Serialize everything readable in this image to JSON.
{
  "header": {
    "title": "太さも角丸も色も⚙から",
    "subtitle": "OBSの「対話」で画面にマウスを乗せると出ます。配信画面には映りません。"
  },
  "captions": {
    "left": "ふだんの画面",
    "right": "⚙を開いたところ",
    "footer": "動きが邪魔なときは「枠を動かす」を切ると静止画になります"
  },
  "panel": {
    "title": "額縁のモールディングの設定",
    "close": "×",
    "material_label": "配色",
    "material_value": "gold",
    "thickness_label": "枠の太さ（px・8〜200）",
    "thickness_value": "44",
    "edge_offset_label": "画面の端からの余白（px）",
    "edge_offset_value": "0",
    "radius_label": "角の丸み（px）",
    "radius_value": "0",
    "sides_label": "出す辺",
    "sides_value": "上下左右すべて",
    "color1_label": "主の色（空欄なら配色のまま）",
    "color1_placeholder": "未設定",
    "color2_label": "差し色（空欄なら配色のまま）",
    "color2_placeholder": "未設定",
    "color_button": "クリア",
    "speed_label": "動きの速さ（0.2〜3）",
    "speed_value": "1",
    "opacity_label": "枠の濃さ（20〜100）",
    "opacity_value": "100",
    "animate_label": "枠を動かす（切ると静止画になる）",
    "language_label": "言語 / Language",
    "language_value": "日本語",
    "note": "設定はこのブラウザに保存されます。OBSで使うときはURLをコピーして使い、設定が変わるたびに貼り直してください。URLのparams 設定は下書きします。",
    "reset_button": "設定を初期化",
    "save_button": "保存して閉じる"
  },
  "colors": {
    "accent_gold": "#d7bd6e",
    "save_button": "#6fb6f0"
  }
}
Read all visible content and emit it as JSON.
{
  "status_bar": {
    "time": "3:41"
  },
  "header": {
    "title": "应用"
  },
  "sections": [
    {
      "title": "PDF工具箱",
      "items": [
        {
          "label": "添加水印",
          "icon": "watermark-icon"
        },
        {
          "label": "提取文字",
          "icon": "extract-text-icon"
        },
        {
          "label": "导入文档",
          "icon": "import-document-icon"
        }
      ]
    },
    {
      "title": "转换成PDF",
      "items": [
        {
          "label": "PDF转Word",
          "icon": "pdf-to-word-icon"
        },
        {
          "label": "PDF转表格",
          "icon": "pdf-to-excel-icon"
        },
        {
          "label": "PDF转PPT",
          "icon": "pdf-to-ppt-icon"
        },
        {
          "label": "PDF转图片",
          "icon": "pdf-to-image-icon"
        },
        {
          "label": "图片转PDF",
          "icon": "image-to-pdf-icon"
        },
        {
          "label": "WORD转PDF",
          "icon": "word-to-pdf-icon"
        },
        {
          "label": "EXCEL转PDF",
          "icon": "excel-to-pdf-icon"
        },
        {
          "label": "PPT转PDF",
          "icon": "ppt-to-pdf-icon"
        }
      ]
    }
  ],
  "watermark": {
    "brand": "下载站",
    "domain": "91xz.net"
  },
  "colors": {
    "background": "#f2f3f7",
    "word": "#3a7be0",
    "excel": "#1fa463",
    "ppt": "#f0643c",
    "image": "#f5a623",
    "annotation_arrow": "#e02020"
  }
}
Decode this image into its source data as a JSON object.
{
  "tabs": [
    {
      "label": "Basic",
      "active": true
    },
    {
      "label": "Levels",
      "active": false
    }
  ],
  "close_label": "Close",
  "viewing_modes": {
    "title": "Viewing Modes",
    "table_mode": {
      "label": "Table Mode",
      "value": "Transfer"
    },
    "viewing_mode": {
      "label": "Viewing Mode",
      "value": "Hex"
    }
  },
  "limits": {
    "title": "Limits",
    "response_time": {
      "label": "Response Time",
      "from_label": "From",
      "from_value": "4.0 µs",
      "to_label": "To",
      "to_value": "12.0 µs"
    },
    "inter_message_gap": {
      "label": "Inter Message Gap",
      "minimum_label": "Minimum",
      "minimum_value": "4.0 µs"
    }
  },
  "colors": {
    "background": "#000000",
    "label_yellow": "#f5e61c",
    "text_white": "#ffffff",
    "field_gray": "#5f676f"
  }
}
-------------------------
=== Direction ===
Print all of the data exactly as it was given.

=== Solution to this problem ===
Serialize everything readable in this image to JSON.
{
  "header": {
    "title": "太さも角丸も色も⚙から",
    "subtitle": "OBSの「対話」で画面にマウスを乗せると出ます。配信画面には映りません。"
  },
  "captions": {
    "left": "ふだんの画面",
    "right": "⚙を開いたところ",
    "footer": "動きが邪魔なときは「枠を動かす」を切ると静止画になります"
  },
  "panel": {
    "title": "額縁のモールディングの設定",
    "close": "×",
    "material_label": "配色",
    "material_value": "gold",
    "thickness_label": "枠の太さ（px・8〜200）",
    "thickness_value": "44",
    "edge_offset_label": "画面の端からの余白（px）",
    "edge_offset_value": "0",
    "radius_label": "角の丸み（px）",
    "radius_value": "0",
    "sides_label": "出す辺",
    "sides_value": "上下左右すべて",
    "color1_label": "主の色（空欄なら配色のまま）",
    "color1_placeholder": "未設定",
    "color2_label": "差し色（空欄なら配色のまま）",
    "color2_placeholder": "未設定",
    "color_button": "クリア",
    "speed_label": "動きの速さ（0.2〜3）",
    "speed_value": "1",
    "opacity_label": "枠の濃さ（20〜100）",
    "opacity_value": "100",
    "animate_label": "枠を動かす（切ると静止画になる）",
    "language_label": "言語 / Language",
    "language_value": "日本語",
    "note": "設定はこのブラウザに保存されます。OBSで使うときはURLをコピーして使い、設定が変わるたびに貼り直してください。URLのparams 設定は下書きします。",
    "reset_button": "設定を初期化",
    "save_button": "保存して閉じる"
  },
  "colors": {
    "accent_gold": "#d7bd6e",
    "save_button": "#6fb6f0"
  }
}
Read all visible content and emit it as JSON.
{
  "status_bar": {
    "time": "3:41"
  },
  "header": {
    "title": "应用"
  },
  "sections": [
    {
      "title": "PDF工具箱",
      "items": [
        {
          "label": "添加水印",
          "icon": "watermark-icon"
        },
        {
          "label": "提取文字",
          "icon": "extract-text-icon"
        },
        {
          "label": "导入文档",
          "icon": "import-document-icon"
        }
      ]
    },
    {
      "title": "转换成PDF",
      "items": [
        {
          "label": "PDF转Word",
          "icon": "pdf-to-word-icon"
        },
        {
          "label": "PDF转表格",
          "icon": "pdf-to-excel-icon"
        },
        {
          "label": "PDF转PPT",
          "icon": "pdf-to-ppt-icon"
        },
        {
          "label": "PDF转图片",
          "icon": "pdf-to-image-icon"
        },
        {
          "label": "图片转PDF",
          "icon": "image-to-pdf-icon"
        },
        {
          "label": "WORD转PDF",
          "icon": "word-to-pdf-icon"
        },
        {
          "label": "EXCEL转PDF",
          "icon": "excel-to-pdf-icon"
        },
        {
          "label": "PPT转PDF",
          "icon": "ppt-to-pdf-icon"
        }
      ]
    }
  ],
  "watermark": {
    "brand": "下载站",
    "domain": "91xz.net"
  },
  "colors": {
    "background": "#f2f3f7",
    "word": "#3a7be0",
    "excel": "#1fa463",
    "ppt": "#f0643c",
    "image": "#f5a623",
    "annotation_arrow": "#e02020"
  }
}
Decode this image into its source data as a JSON object.
{
  "tabs": [
    {
      "label": "Basic",
      "active": true
    },
    {
      "label": "Levels",
      "active": false
    }
  ],
  "close_label": "Close",
  "viewing_modes": {
    "title": "Viewing Modes",
    "table_mode": {
      "label": "Table Mode",
      "value": "Transfer"
    },
    "viewing_mode": {
      "label": "Viewing Mode",
      "value": "Hex"
    }
  },
  "limits": {
    "title": "Limits",
    "response_time": {
      "label": "Response Time",
      "from_label": "From",
      "from_value": "4.0 µs",
      "to_label": "To",
      "to_value": "12.0 µs"
    },
    "inter_message_gap": {
      "label": "Inter Message Gap",
      "minimum_label": "Minimum",
      "minimum_value": "4.0 µs"
    }
  },
  "colors": {
    "background": "#000000",
    "label_yellow": "#f5e61c",
    "text_white": "#ffffff",
    "field_gray": "#5f676f"
  }
}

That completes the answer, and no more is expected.